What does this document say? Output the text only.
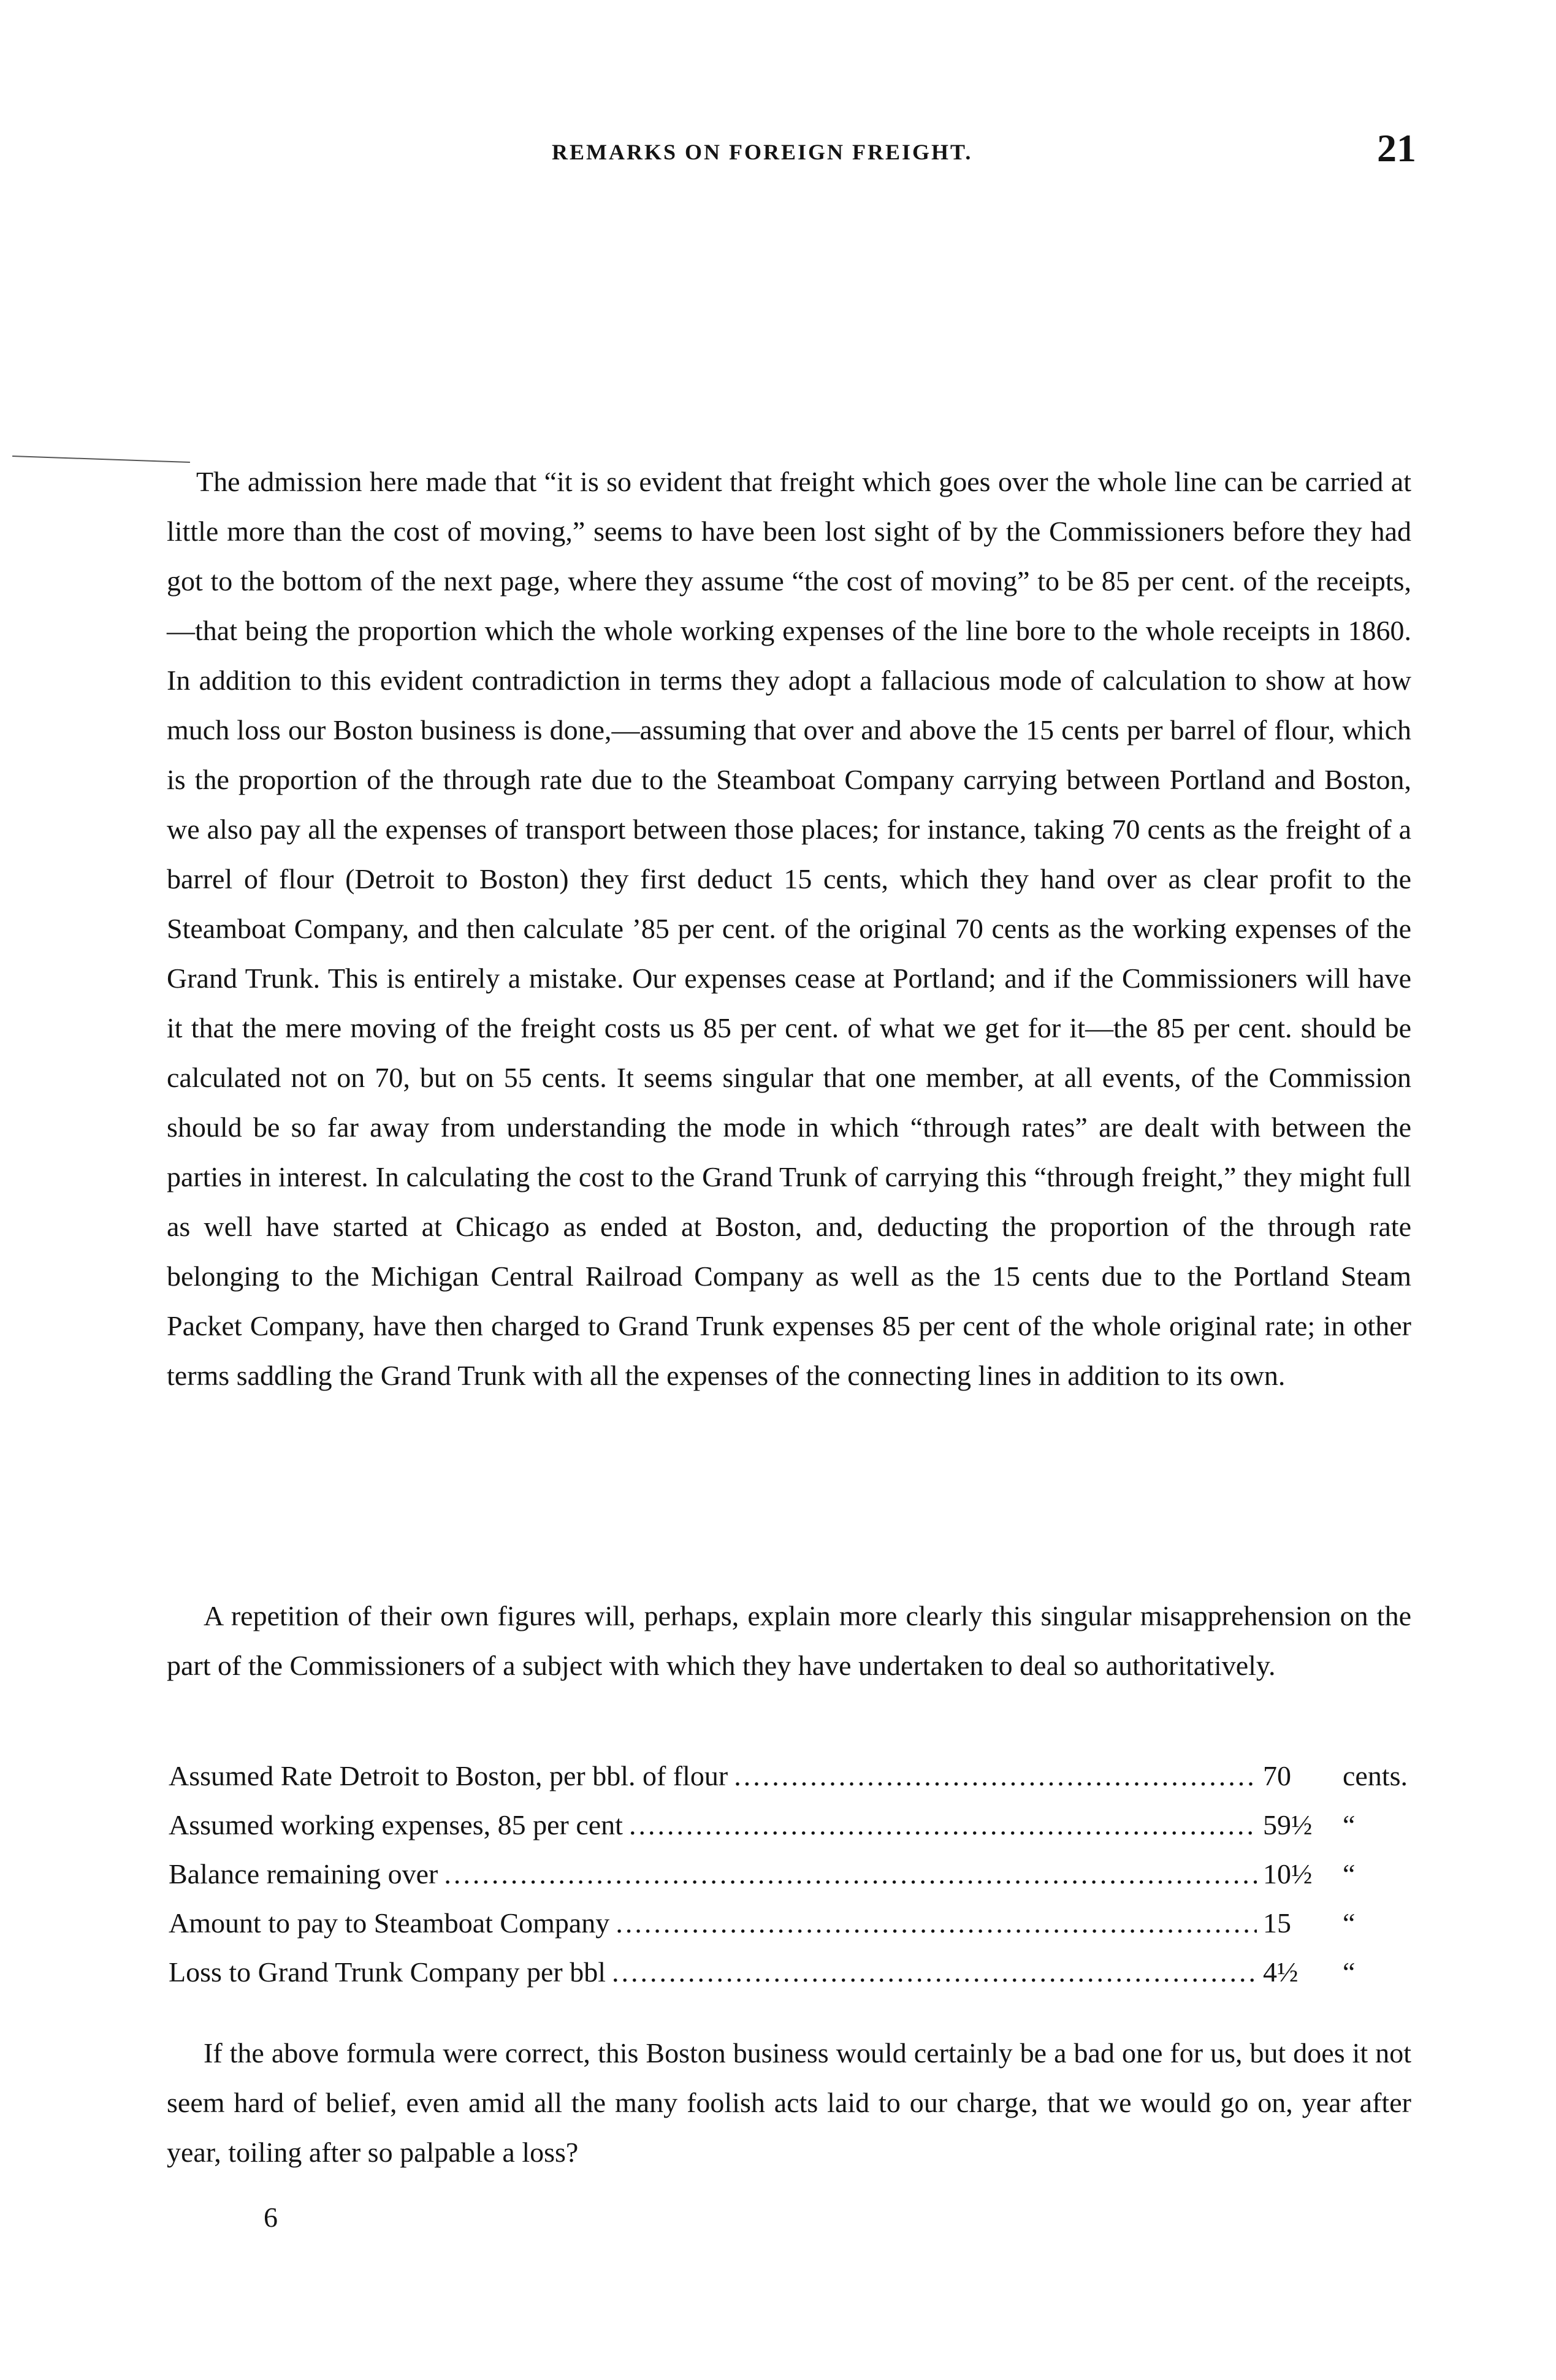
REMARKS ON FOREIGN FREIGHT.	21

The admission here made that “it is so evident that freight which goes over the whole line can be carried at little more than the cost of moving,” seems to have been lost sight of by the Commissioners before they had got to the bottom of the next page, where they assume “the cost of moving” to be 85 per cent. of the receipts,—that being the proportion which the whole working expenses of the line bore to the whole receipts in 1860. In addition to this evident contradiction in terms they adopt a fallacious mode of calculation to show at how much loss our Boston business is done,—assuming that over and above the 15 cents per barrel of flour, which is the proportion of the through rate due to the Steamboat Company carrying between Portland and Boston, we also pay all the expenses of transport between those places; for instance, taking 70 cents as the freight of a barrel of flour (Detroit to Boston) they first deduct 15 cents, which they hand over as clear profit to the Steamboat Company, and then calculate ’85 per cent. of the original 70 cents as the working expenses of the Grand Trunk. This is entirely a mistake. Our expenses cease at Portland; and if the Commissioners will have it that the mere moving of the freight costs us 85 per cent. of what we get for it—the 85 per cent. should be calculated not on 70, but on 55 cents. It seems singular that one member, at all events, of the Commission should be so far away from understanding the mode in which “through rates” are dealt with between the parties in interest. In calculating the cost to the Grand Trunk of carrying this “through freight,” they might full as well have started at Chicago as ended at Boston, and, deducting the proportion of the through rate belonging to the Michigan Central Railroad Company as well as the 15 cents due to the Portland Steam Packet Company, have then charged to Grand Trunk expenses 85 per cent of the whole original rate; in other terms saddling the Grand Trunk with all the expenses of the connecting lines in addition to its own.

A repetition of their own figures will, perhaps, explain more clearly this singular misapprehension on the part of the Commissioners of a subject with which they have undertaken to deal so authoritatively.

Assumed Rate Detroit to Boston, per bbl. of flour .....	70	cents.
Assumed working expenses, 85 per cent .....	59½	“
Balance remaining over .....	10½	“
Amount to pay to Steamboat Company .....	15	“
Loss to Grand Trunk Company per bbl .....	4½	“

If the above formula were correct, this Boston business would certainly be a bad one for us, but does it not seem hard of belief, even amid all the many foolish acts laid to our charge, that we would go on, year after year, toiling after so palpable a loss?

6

---

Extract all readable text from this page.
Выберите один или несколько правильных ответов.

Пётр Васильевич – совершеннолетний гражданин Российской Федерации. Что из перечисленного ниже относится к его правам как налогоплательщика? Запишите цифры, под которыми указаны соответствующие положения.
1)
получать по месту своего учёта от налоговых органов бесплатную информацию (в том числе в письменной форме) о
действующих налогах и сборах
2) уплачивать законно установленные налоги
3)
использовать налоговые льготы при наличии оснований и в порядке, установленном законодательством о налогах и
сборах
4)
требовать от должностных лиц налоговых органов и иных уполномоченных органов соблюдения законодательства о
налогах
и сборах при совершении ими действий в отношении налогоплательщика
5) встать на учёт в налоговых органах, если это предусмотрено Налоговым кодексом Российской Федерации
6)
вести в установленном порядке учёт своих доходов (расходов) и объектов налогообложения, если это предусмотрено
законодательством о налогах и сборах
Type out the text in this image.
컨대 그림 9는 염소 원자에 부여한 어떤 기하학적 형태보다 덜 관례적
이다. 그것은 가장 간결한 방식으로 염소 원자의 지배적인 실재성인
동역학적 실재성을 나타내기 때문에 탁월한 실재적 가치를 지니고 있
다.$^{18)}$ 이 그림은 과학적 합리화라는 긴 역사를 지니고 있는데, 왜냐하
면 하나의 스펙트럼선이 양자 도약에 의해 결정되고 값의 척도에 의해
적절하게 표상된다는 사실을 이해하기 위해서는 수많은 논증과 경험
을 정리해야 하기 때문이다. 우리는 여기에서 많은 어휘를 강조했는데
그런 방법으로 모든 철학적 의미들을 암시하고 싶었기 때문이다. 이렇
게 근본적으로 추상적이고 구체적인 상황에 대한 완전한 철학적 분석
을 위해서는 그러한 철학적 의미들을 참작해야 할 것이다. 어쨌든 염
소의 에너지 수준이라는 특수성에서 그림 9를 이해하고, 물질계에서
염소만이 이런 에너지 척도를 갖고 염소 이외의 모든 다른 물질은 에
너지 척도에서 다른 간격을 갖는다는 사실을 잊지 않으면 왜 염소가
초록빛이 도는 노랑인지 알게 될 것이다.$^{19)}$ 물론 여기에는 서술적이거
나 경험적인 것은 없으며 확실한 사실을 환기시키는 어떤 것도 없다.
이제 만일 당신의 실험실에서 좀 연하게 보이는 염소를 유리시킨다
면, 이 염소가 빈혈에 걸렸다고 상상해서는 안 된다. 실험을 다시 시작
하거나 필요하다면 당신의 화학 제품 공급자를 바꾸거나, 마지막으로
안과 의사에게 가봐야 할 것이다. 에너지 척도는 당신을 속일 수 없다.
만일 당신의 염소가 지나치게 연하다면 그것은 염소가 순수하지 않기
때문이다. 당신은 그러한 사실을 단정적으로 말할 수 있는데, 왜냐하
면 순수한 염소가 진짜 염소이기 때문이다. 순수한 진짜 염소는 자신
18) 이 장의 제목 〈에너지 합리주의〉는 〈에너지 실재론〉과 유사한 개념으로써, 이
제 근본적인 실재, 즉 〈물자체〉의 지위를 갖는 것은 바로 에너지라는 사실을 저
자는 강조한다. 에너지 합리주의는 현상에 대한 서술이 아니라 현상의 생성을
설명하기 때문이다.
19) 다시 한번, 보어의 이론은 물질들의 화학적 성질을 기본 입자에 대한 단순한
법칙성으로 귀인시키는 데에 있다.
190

What to do
Using the entries above, return each line in which the word "законодательством" occurs.

Result
использовать налоговые льготы при наличии оснований и в порядке, установленном законодательством о налогах и
законодательством о налогах и сборах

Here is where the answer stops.